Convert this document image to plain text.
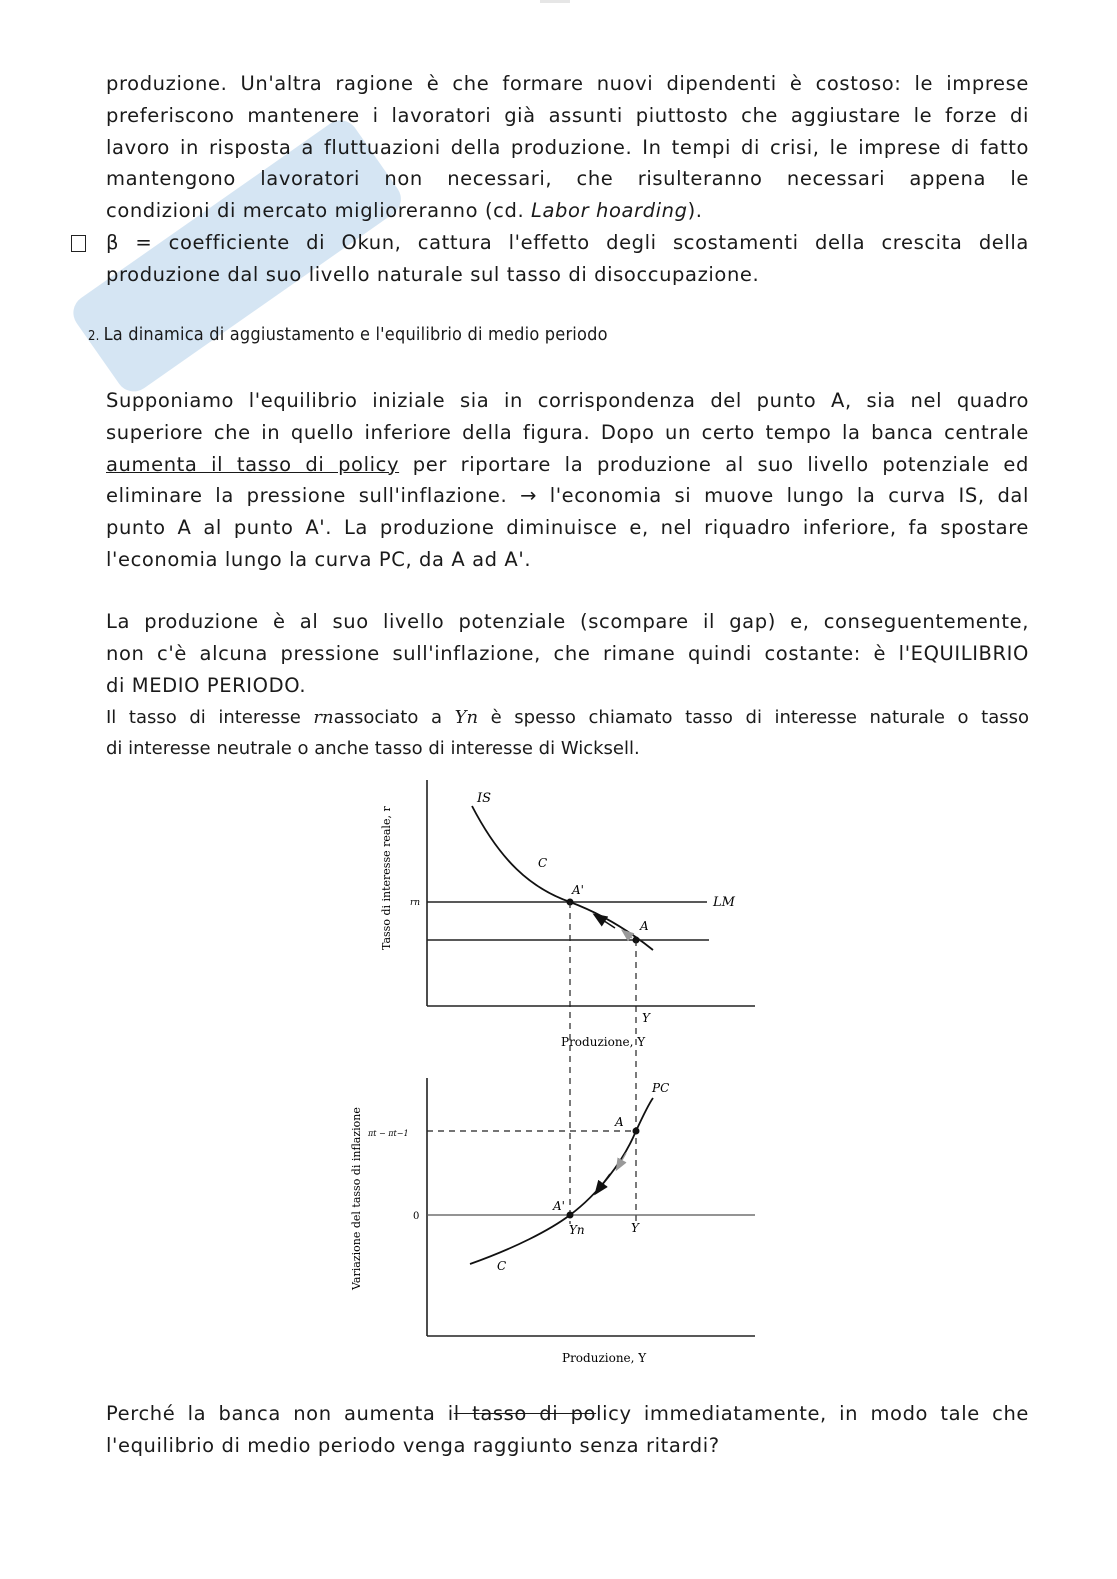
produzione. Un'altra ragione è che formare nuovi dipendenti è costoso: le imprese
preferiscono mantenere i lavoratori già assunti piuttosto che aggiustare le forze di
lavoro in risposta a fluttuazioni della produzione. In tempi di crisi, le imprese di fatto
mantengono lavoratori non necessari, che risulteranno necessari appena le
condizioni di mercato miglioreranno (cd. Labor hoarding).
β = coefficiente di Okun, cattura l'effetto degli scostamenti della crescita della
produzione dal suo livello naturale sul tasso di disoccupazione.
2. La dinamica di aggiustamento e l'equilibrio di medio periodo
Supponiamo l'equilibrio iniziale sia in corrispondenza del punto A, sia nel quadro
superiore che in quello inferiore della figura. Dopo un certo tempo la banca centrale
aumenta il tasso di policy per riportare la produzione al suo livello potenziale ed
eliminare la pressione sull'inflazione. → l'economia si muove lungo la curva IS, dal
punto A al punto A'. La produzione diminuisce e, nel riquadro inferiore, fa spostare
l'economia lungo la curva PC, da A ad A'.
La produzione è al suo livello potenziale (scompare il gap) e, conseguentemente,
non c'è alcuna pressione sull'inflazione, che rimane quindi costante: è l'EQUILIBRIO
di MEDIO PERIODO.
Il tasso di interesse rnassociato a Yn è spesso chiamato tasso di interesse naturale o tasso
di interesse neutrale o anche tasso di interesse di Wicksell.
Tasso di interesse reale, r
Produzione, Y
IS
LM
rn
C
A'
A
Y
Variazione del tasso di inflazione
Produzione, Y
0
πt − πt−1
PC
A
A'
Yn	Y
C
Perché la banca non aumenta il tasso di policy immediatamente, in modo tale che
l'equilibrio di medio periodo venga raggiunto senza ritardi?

• _What you are asked to do_:
Each record must be quoted in full and exactly. Do not include the pictures.

• _Response for this exercise_:
Convert this document image to plain text.
produzione. Un'altra ragione è che formare nuovi dipendenti è costoso: le imprese
preferiscono mantenere i lavoratori già assunti piuttosto che aggiustare le forze di
lavoro in risposta a fluttuazioni della produzione. In tempi di crisi, le imprese di fatto
mantengono lavoratori non necessari, che risulteranno necessari appena le
condizioni di mercato miglioreranno (cd. Labor hoarding).
β = coefficiente di Okun, cattura l'effetto degli scostamenti della crescita della
produzione dal suo livello naturale sul tasso di disoccupazione.
2. La dinamica di aggiustamento e l'equilibrio di medio periodo
Supponiamo l'equilibrio iniziale sia in corrispondenza del punto A, sia nel quadro
superiore che in quello inferiore della figura. Dopo un certo tempo la banca centrale
aumenta il tasso di policy per riportare la produzione al suo livello potenziale ed
eliminare la pressione sull'inflazione. → l'economia si muove lungo la curva IS, dal
punto A al punto A'. La produzione diminuisce e, nel riquadro inferiore, fa spostare
l'economia lungo la curva PC, da A ad A'.
La produzione è al suo livello potenziale (scompare il gap) e, conseguentemente,
non c'è alcuna pressione sull'inflazione, che rimane quindi costante: è l'EQUILIBRIO
di MEDIO PERIODO.
Il tasso di interesse rnassociato a Yn è spesso chiamato tasso di interesse naturale o tasso
di interesse neutrale o anche tasso di interesse di Wicksell.
Tasso di interesse reale, r
Produzione, Y
IS
LM
rn
C
A'
A
Y
Variazione del tasso di inflazione
Produzione, Y
0
πt − πt−1
PC
A
A'
Yn	Y
C
Perché la banca non aumenta il tasso di policy immediatamente, in modo tale che
l'equilibrio di medio periodo venga raggiunto senza ritardi?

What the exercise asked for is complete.